| TASK STATEMENT |
Leave the pictures out. Return all other data exactly.

| SUPPLIED INFORMATION |
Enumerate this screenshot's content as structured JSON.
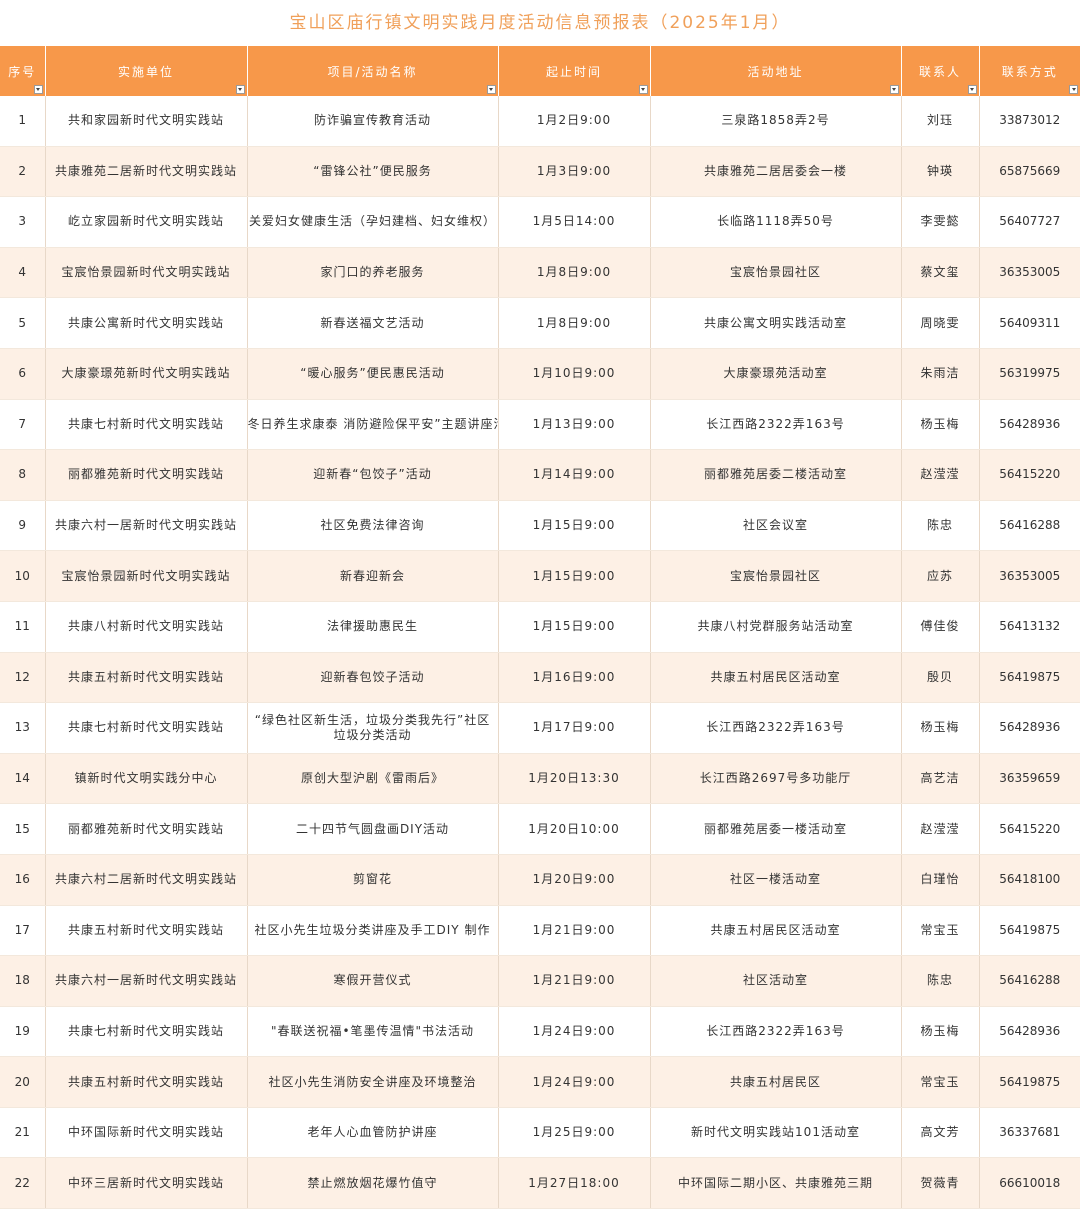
{
  "title": "宝山区庙行镇文明实践月度活动信息预报表（2025年1月）",
  "columns": [
    "序号",
    "实施单位",
    "项目/活动名称",
    "起止时间",
    "活动地址",
    "联系人",
    "联系方式"
  ],
  "rows": [
    [
      "1",
      "共和家园新时代文明实践站",
      "防诈骗宣传教育活动",
      "1月2日9:00",
      "三泉路1858弄2号",
      "刘珏",
      "33873012"
    ],
    [
      "2",
      "共康雅苑二居新时代文明实践站",
      "“雷锋公社”便民服务",
      "1月3日9:00",
      "共康雅苑二居居委会一楼",
      "钟瑛",
      "65875669"
    ],
    [
      "3",
      "屹立家园新时代文明实践站",
      "关爱妇女健康生活（孕妇建档、妇女维权）",
      "1月5日14:00",
      "长临路1118弄50号",
      "李雯懿",
      "56407727"
    ],
    [
      "4",
      "宝宸怡景园新时代文明实践站",
      "家门口的养老服务",
      "1月8日9:00",
      "宝宸怡景园社区",
      "蔡文玺",
      "36353005"
    ],
    [
      "5",
      "共康公寓新时代文明实践站",
      "新春送福文艺活动",
      "1月8日9:00",
      "共康公寓文明实践活动室",
      "周晓雯",
      "56409311"
    ],
    [
      "6",
      "大康豪璟苑新时代文明实践站",
      "“暖心服务”便民惠民活动",
      "1月10日9:00",
      "大康豪璟苑活动室",
      "朱雨洁",
      "56319975"
    ],
    [
      "7",
      "共康七村新时代文明实践站",
      "冬日养生求康泰 消防避险保平安”主题讲座活",
      "1月13日9:00",
      "长江西路2322弄163号",
      "杨玉梅",
      "56428936"
    ],
    [
      "8",
      "丽都雅苑新时代文明实践站",
      "迎新春“包饺子”活动",
      "1月14日9:00",
      "丽都雅苑居委二楼活动室",
      "赵滢滢",
      "56415220"
    ],
    [
      "9",
      "共康六村一居新时代文明实践站",
      "社区免费法律咨询",
      "1月15日9:00",
      "社区会议室",
      "陈忠",
      "56416288"
    ],
    [
      "10",
      "宝宸怡景园新时代文明实践站",
      "新春迎新会",
      "1月15日9:00",
      "宝宸怡景园社区",
      "应苏",
      "36353005"
    ],
    [
      "11",
      "共康八村新时代文明实践站",
      "法律援助惠民生",
      "1月15日9:00",
      "共康八村党群服务站活动室",
      "傅佳俊",
      "56413132"
    ],
    [
      "12",
      "共康五村新时代文明实践站",
      "迎新春包饺子活动",
      "1月16日9:00",
      "共康五村居民区活动室",
      "殷贝",
      "56419875"
    ],
    [
      "13",
      "共康七村新时代文明实践站",
      "“绿色社区新生活，垃圾分类我先行”社区垃圾分类活动",
      "1月17日9:00",
      "长江西路2322弄163号",
      "杨玉梅",
      "56428936"
    ],
    [
      "14",
      "镇新时代文明实践分中心",
      "原创大型沪剧《雷雨后》",
      "1月20日13:30",
      "长江西路2697号多功能厅",
      "高艺洁",
      "36359659"
    ],
    [
      "15",
      "丽都雅苑新时代文明实践站",
      "二十四节气圆盘画DIY活动",
      "1月20日10:00",
      "丽都雅苑居委一楼活动室",
      "赵滢滢",
      "56415220"
    ],
    [
      "16",
      "共康六村二居新时代文明实践站",
      "剪窗花",
      "1月20日9:00",
      "社区一楼活动室",
      "白瑾怡",
      "56418100"
    ],
    [
      "17",
      "共康五村新时代文明实践站",
      "社区小先生垃圾分类讲座及手工DIY 制作",
      "1月21日9:00",
      "共康五村居民区活动室",
      "常宝玉",
      "56419875"
    ],
    [
      "18",
      "共康六村一居新时代文明实践站",
      "寒假开营仪式",
      "1月21日9:00",
      "社区活动室",
      "陈忠",
      "56416288"
    ],
    [
      "19",
      "共康七村新时代文明实践站",
      "\"春联送祝福•笔墨传温情\"书法活动",
      "1月24日9:00",
      "长江西路2322弄163号",
      "杨玉梅",
      "56428936"
    ],
    [
      "20",
      "共康五村新时代文明实践站",
      "社区小先生消防安全讲座及环境整治",
      "1月24日9:00",
      "共康五村居民区",
      "常宝玉",
      "56419875"
    ],
    [
      "21",
      "中环国际新时代文明实践站",
      "老年人心血管防护讲座",
      "1月25日9:00",
      "新时代文明实践站101活动室",
      "高文芳",
      "36337681"
    ],
    [
      "22",
      "中环三居新时代文明实践站",
      "禁止燃放烟花爆竹值守",
      "1月27日18:00",
      "中环国际二期小区、共康雅苑三期",
      "贺薇青",
      "66610018"
    ]
  ],
  "colors": {
    "header_bg": "#f7984a",
    "title": "#f0a05a",
    "stripe": "#fdf0e5"
  },
  "icons": {
    "filter": "dropdown-filter-icon"
  }
}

| RESULT FOR THIS TASK |
Enumerate this screenshot's content as structured JSON.
{
  "title": "宝山区庙行镇文明实践月度活动信息预报表（2025年1月）",
  "columns": [
    "序号",
    "实施单位",
    "项目/活动名称",
    "起止时间",
    "活动地址",
    "联系人",
    "联系方式"
  ],
  "rows": [
    [
      "1",
      "共和家园新时代文明实践站",
      "防诈骗宣传教育活动",
      "1月2日9:00",
      "三泉路1858弄2号",
      "刘珏",
      "33873012"
    ],
    [
      "2",
      "共康雅苑二居新时代文明实践站",
      "“雷锋公社”便民服务",
      "1月3日9:00",
      "共康雅苑二居居委会一楼",
      "钟瑛",
      "65875669"
    ],
    [
      "3",
      "屹立家园新时代文明实践站",
      "关爱妇女健康生活（孕妇建档、妇女维权）",
      "1月5日14:00",
      "长临路1118弄50号",
      "李雯懿",
      "56407727"
    ],
    [
      "4",
      "宝宸怡景园新时代文明实践站",
      "家门口的养老服务",
      "1月8日9:00",
      "宝宸怡景园社区",
      "蔡文玺",
      "36353005"
    ],
    [
      "5",
      "共康公寓新时代文明实践站",
      "新春送福文艺活动",
      "1月8日9:00",
      "共康公寓文明实践活动室",
      "周晓雯",
      "56409311"
    ],
    [
      "6",
      "大康豪璟苑新时代文明实践站",
      "“暖心服务”便民惠民活动",
      "1月10日9:00",
      "大康豪璟苑活动室",
      "朱雨洁",
      "56319975"
    ],
    [
      "7",
      "共康七村新时代文明实践站",
      "冬日养生求康泰 消防避险保平安”主题讲座活",
      "1月13日9:00",
      "长江西路2322弄163号",
      "杨玉梅",
      "56428936"
    ],
    [
      "8",
      "丽都雅苑新时代文明实践站",
      "迎新春“包饺子”活动",
      "1月14日9:00",
      "丽都雅苑居委二楼活动室",
      "赵滢滢",
      "56415220"
    ],
    [
      "9",
      "共康六村一居新时代文明实践站",
      "社区免费法律咨询",
      "1月15日9:00",
      "社区会议室",
      "陈忠",
      "56416288"
    ],
    [
      "10",
      "宝宸怡景园新时代文明实践站",
      "新春迎新会",
      "1月15日9:00",
      "宝宸怡景园社区",
      "应苏",
      "36353005"
    ],
    [
      "11",
      "共康八村新时代文明实践站",
      "法律援助惠民生",
      "1月15日9:00",
      "共康八村党群服务站活动室",
      "傅佳俊",
      "56413132"
    ],
    [
      "12",
      "共康五村新时代文明实践站",
      "迎新春包饺子活动",
      "1月16日9:00",
      "共康五村居民区活动室",
      "殷贝",
      "56419875"
    ],
    [
      "13",
      "共康七村新时代文明实践站",
      "“绿色社区新生活，垃圾分类我先行”社区垃圾分类活动",
      "1月17日9:00",
      "长江西路2322弄163号",
      "杨玉梅",
      "56428936"
    ],
    [
      "14",
      "镇新时代文明实践分中心",
      "原创大型沪剧《雷雨后》",
      "1月20日13:30",
      "长江西路2697号多功能厅",
      "高艺洁",
      "36359659"
    ],
    [
      "15",
      "丽都雅苑新时代文明实践站",
      "二十四节气圆盘画DIY活动",
      "1月20日10:00",
      "丽都雅苑居委一楼活动室",
      "赵滢滢",
      "56415220"
    ],
    [
      "16",
      "共康六村二居新时代文明实践站",
      "剪窗花",
      "1月20日9:00",
      "社区一楼活动室",
      "白瑾怡",
      "56418100"
    ],
    [
      "17",
      "共康五村新时代文明实践站",
      "社区小先生垃圾分类讲座及手工DIY 制作",
      "1月21日9:00",
      "共康五村居民区活动室",
      "常宝玉",
      "56419875"
    ],
    [
      "18",
      "共康六村一居新时代文明实践站",
      "寒假开营仪式",
      "1月21日9:00",
      "社区活动室",
      "陈忠",
      "56416288"
    ],
    [
      "19",
      "共康七村新时代文明实践站",
      "\"春联送祝福•笔墨传温情\"书法活动",
      "1月24日9:00",
      "长江西路2322弄163号",
      "杨玉梅",
      "56428936"
    ],
    [
      "20",
      "共康五村新时代文明实践站",
      "社区小先生消防安全讲座及环境整治",
      "1月24日9:00",
      "共康五村居民区",
      "常宝玉",
      "56419875"
    ],
    [
      "21",
      "中环国际新时代文明实践站",
      "老年人心血管防护讲座",
      "1月25日9:00",
      "新时代文明实践站101活动室",
      "高文芳",
      "36337681"
    ],
    [
      "22",
      "中环三居新时代文明实践站",
      "禁止燃放烟花爆竹值守",
      "1月27日18:00",
      "中环国际二期小区、共康雅苑三期",
      "贺薇青",
      "66610018"
    ]
  ],
  "colors": {
    "header_bg": "#f7984a",
    "title": "#f0a05a",
    "stripe": "#fdf0e5"
  },
  "icons": {
    "filter": "dropdown-filter-icon"
  }
}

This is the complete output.